Task brief – Reproduce all entries verbatim, with nothing added or dropped.

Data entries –
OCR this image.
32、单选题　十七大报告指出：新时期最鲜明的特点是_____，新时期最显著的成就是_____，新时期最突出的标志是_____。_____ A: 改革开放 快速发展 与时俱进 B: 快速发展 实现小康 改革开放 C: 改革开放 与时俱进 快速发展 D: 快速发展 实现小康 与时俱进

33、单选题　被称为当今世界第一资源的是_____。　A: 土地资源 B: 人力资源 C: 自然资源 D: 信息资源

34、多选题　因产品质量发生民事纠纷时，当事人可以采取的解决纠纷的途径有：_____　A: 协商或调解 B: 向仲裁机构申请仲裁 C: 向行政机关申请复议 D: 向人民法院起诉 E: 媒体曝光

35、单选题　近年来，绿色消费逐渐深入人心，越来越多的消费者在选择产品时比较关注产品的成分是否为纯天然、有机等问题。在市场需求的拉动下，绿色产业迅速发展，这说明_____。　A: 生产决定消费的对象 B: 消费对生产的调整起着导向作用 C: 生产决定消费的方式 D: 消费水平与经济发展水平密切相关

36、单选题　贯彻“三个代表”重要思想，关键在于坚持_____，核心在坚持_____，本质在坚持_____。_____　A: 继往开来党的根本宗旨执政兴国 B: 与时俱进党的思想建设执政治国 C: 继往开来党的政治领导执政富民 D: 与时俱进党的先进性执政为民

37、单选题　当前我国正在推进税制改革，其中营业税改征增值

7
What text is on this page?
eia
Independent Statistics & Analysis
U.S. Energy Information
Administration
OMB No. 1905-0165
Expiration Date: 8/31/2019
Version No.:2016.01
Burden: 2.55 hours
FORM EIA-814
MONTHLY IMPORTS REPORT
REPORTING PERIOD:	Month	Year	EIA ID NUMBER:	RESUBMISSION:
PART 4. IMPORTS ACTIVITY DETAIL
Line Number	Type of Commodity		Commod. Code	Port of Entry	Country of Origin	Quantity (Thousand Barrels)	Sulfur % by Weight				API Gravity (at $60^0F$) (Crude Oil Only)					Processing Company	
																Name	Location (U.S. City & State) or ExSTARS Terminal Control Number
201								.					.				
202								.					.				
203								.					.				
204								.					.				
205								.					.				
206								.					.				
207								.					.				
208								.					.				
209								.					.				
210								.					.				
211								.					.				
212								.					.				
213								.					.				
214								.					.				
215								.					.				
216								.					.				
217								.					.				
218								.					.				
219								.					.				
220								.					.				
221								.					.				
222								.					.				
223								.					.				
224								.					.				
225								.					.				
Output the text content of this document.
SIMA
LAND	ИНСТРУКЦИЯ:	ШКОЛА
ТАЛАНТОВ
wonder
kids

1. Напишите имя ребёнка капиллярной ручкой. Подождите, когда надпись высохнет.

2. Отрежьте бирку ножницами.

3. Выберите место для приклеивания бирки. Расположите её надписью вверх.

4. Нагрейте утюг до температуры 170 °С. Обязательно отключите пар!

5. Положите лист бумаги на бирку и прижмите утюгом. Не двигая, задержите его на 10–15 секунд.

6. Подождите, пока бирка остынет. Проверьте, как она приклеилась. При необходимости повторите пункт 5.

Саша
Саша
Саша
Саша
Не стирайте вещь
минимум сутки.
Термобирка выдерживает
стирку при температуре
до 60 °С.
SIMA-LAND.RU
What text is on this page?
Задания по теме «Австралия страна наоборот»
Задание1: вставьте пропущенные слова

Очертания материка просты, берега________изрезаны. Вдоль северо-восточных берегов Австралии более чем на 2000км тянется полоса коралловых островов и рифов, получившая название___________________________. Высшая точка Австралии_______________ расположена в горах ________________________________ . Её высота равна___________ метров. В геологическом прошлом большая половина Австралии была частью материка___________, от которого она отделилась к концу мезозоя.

Full output –
OCR this image.
32、单选题　十七大报告指出：新时期最鲜明的特点是_____，新时期最显著的成就是_____，新时期最突出的标志是_____。_____ A: 改革开放 快速发展 与时俱进 B: 快速发展 实现小康 改革开放 C: 改革开放 与时俱进 快速发展 D: 快速发展 实现小康 与时俱进

33、单选题　被称为当今世界第一资源的是_____。　A: 土地资源 B: 人力资源 C: 自然资源 D: 信息资源

34、多选题　因产品质量发生民事纠纷时，当事人可以采取的解决纠纷的途径有：_____　A: 协商或调解 B: 向仲裁机构申请仲裁 C: 向行政机关申请复议 D: 向人民法院起诉 E: 媒体曝光

35、单选题　近年来，绿色消费逐渐深入人心，越来越多的消费者在选择产品时比较关注产品的成分是否为纯天然、有机等问题。在市场需求的拉动下，绿色产业迅速发展，这说明_____。　A: 生产决定消费的对象 B: 消费对生产的调整起着导向作用 C: 生产决定消费的方式 D: 消费水平与经济发展水平密切相关

36、单选题　贯彻“三个代表”重要思想，关键在于坚持_____，核心在坚持_____，本质在坚持_____。_____　A: 继往开来党的根本宗旨执政兴国 B: 与时俱进党的思想建设执政治国 C: 继往开来党的政治领导执政富民 D: 与时俱进党的先进性执政为民

37、单选题　当前我国正在推进税制改革，其中营业税改征增值

7
What text is on this page?
eia
Independent Statistics & Analysis
U.S. Energy Information
Administration
OMB No. 1905-0165
Expiration Date: 8/31/2019
Version No.:2016.01
Burden: 2.55 hours
FORM EIA-814
MONTHLY IMPORTS REPORT
REPORTING PERIOD:	Month	Year	EIA ID NUMBER:	RESUBMISSION:
PART 4. IMPORTS ACTIVITY DETAIL
Line Number	Type of Commodity		Commod. Code	Port of Entry	Country of Origin	Quantity (Thousand Barrels)	Sulfur % by Weight				API Gravity (at $60^0F$) (Crude Oil Only)					Processing Company	
																Name	Location (U.S. City & State) or ExSTARS Terminal Control Number
201								.					.				
202								.					.				
203								.					.				
204								.					.				
205								.					.				
206								.					.				
207								.					.				
208								.					.				
209								.					.				
210								.					.				
211								.					.				
212								.					.				
213								.					.				
214								.					.				
215								.					.				
216								.					.				
217								.					.				
218								.					.				
219								.					.				
220								.					.				
221								.					.				
222								.					.				
223								.					.				
224								.					.				
225								.					.				
Output the text content of this document.
SIMA
LAND	ИНСТРУКЦИЯ:	ШКОЛА
ТАЛАНТОВ
wonder
kids

1. Напишите имя ребёнка капиллярной ручкой. Подождите, когда надпись высохнет.

2. Отрежьте бирку ножницами.

3. Выберите место для приклеивания бирки. Расположите её надписью вверх.

4. Нагрейте утюг до температуры 170 °С. Обязательно отключите пар!

5. Положите лист бумаги на бирку и прижмите утюгом. Не двигая, задержите его на 10–15 секунд.

6. Подождите, пока бирка остынет. Проверьте, как она приклеилась. При необходимости повторите пункт 5.

Саша
Саша
Саша
Саша
Не стирайте вещь
минимум сутки.
Термобирка выдерживает
стирку при температуре
до 60 °С.
SIMA-LAND.RU
What text is on this page?
Задания по теме «Австралия страна наоборот»
Задание1: вставьте пропущенные слова

Очертания материка просты, берега________изрезаны. Вдоль северо-восточных берегов Австралии более чем на 2000км тянется полоса коралловых островов и рифов, получившая название___________________________. Высшая точка Австралии_______________ расположена в горах ________________________________ . Её высота равна___________ метров. В геологическом прошлом большая половина Австралии была частью материка___________, от которого она отделилась к концу мезозоя.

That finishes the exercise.